- What is required
Search the material and gather each line with "ГОСТ" in it.

- Data section
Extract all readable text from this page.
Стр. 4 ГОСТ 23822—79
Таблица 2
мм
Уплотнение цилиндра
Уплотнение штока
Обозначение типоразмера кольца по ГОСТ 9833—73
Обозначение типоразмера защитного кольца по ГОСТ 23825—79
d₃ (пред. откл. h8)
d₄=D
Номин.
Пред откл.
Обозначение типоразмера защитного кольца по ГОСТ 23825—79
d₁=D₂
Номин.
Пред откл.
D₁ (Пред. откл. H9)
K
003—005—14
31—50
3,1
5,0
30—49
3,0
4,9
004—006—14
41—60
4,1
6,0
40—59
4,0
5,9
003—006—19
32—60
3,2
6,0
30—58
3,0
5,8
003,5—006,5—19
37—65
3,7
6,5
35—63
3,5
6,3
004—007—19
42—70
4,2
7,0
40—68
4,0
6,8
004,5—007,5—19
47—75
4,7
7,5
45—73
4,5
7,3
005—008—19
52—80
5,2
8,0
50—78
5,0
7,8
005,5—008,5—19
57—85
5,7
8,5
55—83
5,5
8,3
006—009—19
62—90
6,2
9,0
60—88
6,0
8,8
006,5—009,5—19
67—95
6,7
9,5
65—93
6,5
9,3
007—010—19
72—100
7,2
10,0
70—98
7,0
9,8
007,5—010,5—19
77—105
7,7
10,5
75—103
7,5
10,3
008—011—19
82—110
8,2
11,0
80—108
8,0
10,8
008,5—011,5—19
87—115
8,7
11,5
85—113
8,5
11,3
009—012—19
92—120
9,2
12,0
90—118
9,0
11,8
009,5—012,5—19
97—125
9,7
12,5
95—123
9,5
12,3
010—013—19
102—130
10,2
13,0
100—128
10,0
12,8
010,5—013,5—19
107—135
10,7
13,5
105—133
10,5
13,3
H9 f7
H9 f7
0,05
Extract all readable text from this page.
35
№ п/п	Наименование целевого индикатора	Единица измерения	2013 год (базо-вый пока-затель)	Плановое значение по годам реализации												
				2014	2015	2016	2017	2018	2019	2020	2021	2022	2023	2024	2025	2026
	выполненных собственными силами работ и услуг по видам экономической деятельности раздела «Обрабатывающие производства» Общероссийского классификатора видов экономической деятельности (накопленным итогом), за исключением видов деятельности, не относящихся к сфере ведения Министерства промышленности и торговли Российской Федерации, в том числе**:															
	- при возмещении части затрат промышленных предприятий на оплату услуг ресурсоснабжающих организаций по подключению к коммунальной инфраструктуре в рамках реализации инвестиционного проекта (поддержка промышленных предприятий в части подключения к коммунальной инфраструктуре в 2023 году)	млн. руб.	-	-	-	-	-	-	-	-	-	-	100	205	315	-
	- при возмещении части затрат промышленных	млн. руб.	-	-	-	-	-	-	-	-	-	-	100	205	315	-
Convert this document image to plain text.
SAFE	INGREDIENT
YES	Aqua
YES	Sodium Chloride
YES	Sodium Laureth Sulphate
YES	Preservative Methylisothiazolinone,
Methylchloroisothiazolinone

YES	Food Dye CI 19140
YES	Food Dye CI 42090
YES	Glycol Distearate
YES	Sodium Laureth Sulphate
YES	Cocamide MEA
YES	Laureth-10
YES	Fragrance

- Answer to the problem
Стр. 4 ГОСТ 23822—79
Обозначение типоразмера кольца по ГОСТ 9833—73
Обозначение типоразмера защитного кольца по ГОСТ 23825—79
Обозначение типоразмера защитного кольца по ГОСТ 23825—79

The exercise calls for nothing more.